Instructions for the task » Search the material for the word "title" and report each line where it turns up.

Supplied material »
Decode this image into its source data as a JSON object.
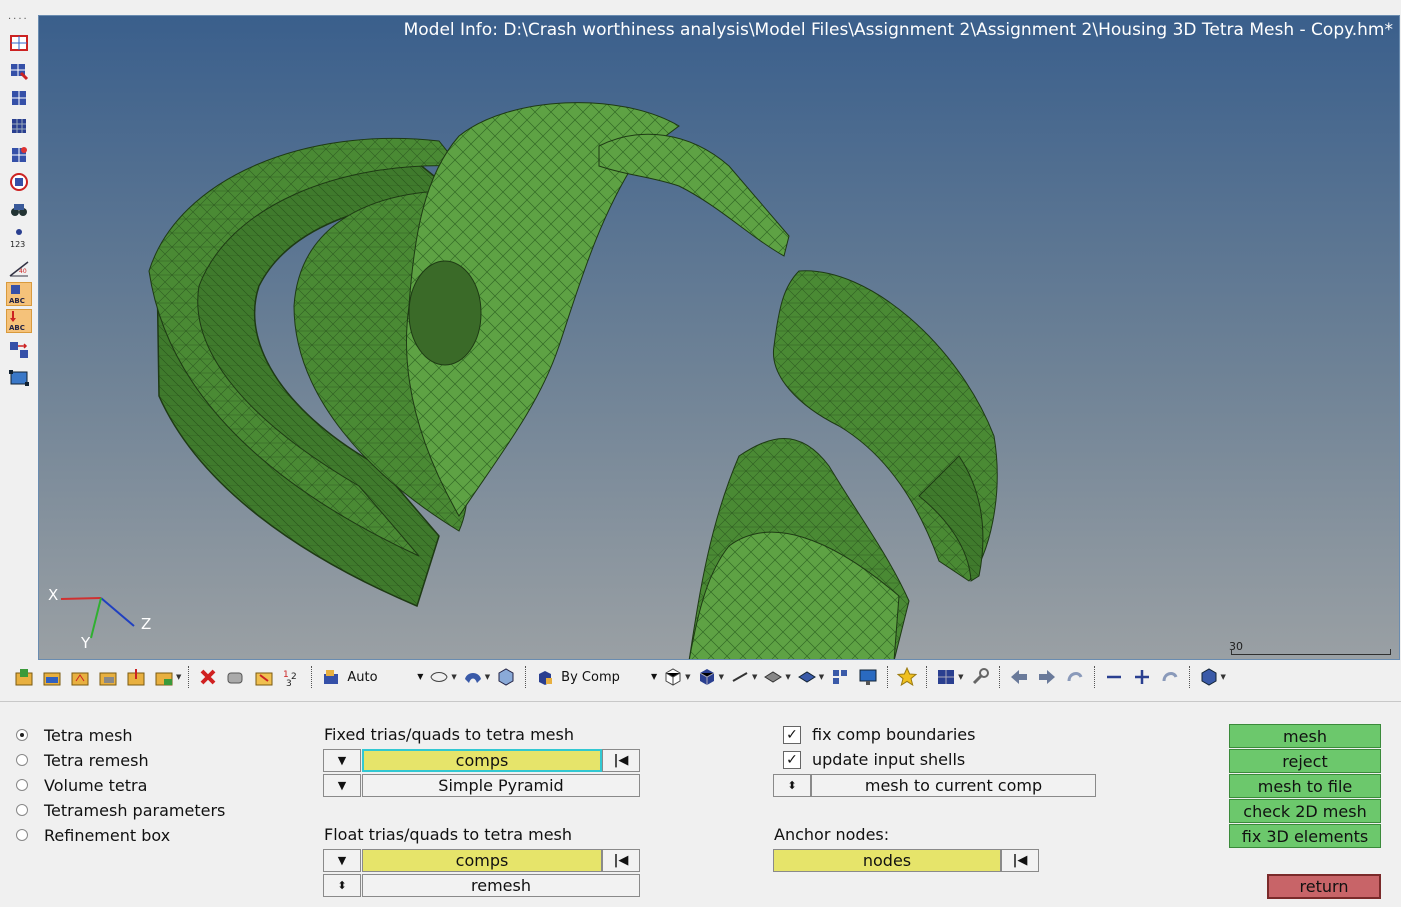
{
  "viewport": {
    "model_info": "Model Info: D:\\Crash worthiness analysis\\Model Files\\Assignment 2\\Assignment 2\\Housing 3D Tetra Mesh - Copy.hm*",
    "scale_value": "30",
    "axes": {
      "x": "X",
      "y": "Y",
      "z": "Z"
    }
  },
  "left_toolbar": {
    "icons": [
      "elements-icon",
      "element-mask-icon",
      "display-elements-icon",
      "tetra-elements-icon",
      "shell-check-icon",
      "no-select-icon",
      "find-icon",
      "node-id-icon",
      "measure-icon",
      "label-abc-icon",
      "load-abc-icon",
      "transfer-icon",
      "plane-icon"
    ]
  },
  "view_toolbar": {
    "auto_label": "Auto",
    "by_comp_label": "By Comp"
  },
  "panel": {
    "modes": [
      {
        "label": "Tetra mesh",
        "selected": true
      },
      {
        "label": "Tetra remesh",
        "selected": false
      },
      {
        "label": "Volume tetra",
        "selected": false
      },
      {
        "label": "Tetramesh parameters",
        "selected": false
      },
      {
        "label": "Refinement box",
        "selected": false
      }
    ],
    "fixed": {
      "title": "Fixed trias/quads to tetra mesh",
      "selector": "comps",
      "option": "Simple Pyramid"
    },
    "float": {
      "title": "Float trias/quads to tetra mesh",
      "selector": "comps",
      "option": "remesh"
    },
    "options": {
      "fix_comp_boundaries": {
        "label": "fix comp boundaries",
        "checked": true
      },
      "update_input_shells": {
        "label": "update input shells",
        "checked": true
      },
      "destination": "mesh to current comp"
    },
    "anchor": {
      "title": "Anchor nodes:",
      "selector": "nodes"
    },
    "actions": {
      "mesh": "mesh",
      "reject": "reject",
      "mesh_to_file": "mesh to file",
      "check_2d_mesh": "check 2D mesh",
      "fix_3d_elements": "fix 3D elements",
      "return": "return"
    },
    "colors": {
      "action_green": "#6cc86c",
      "selector_yellow": "#e6e46a",
      "return_red": "#c86468"
    }
  }
}
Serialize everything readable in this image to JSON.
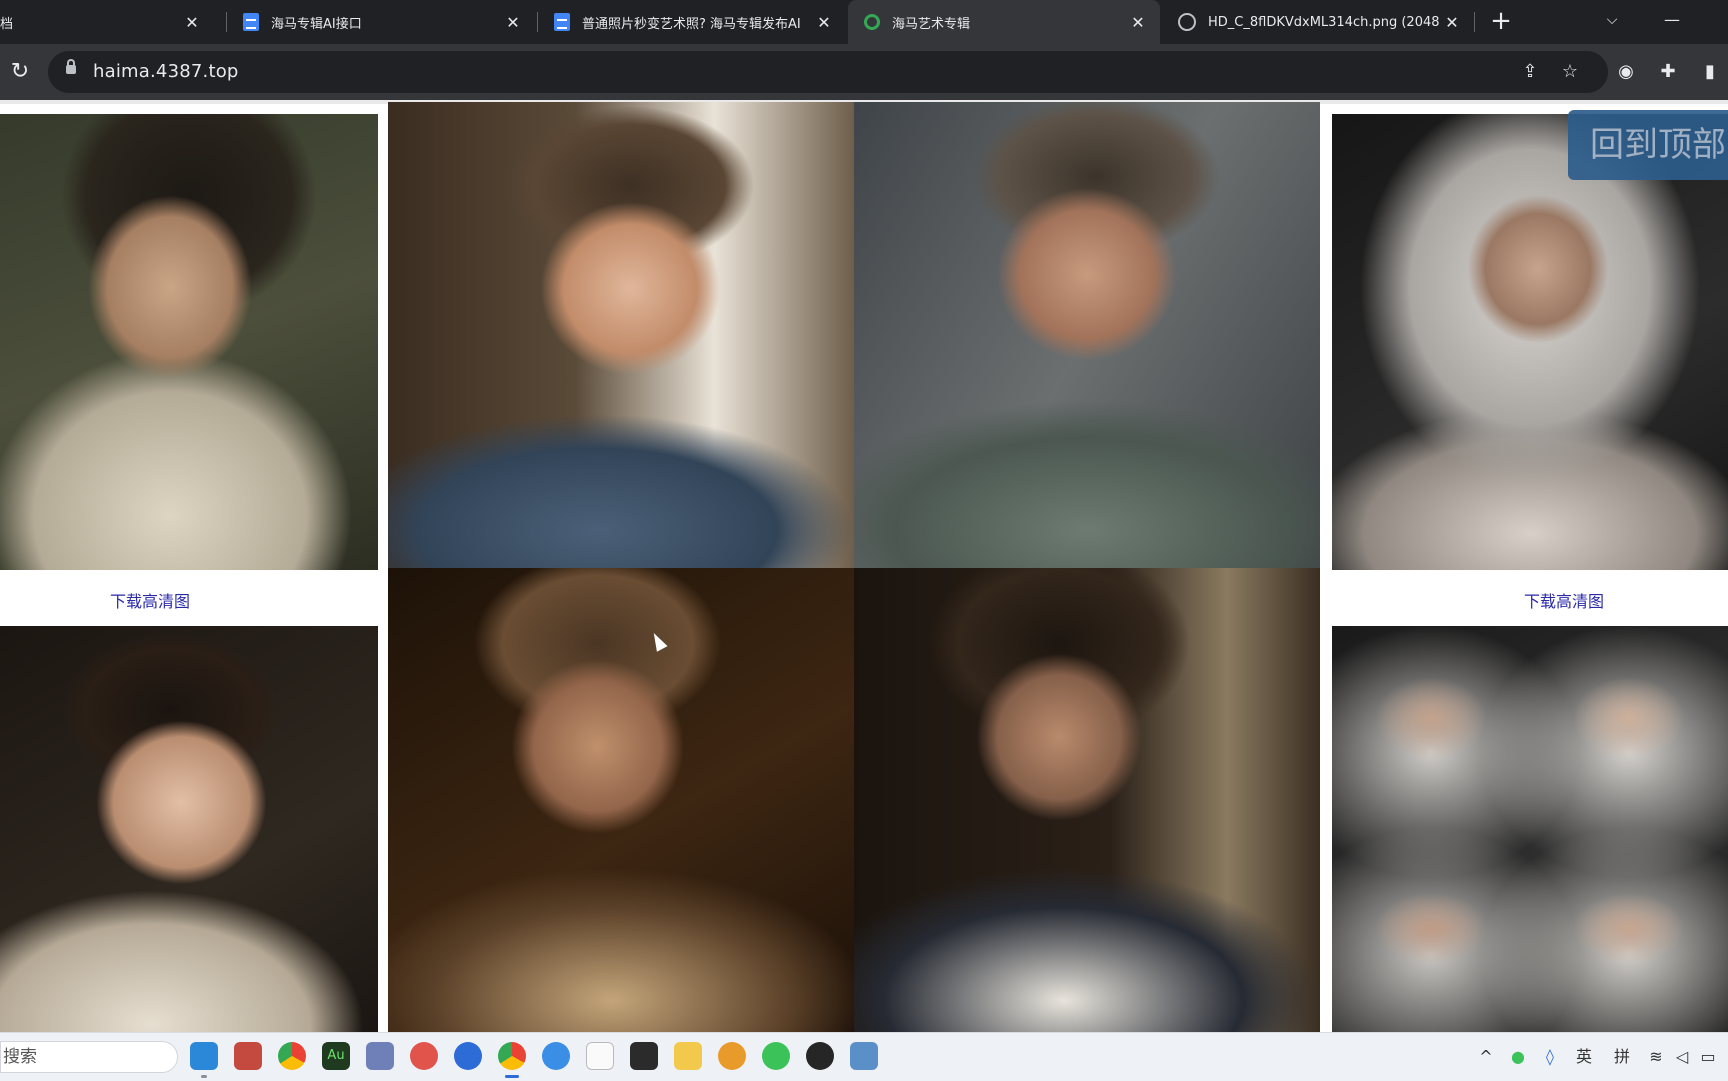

Answer to this exercise »
      "title": "Fixed trias/quads to tetra mesh",
      "title": "Float trias/quads to tetra mesh",
      "title": "Anchor nodes:",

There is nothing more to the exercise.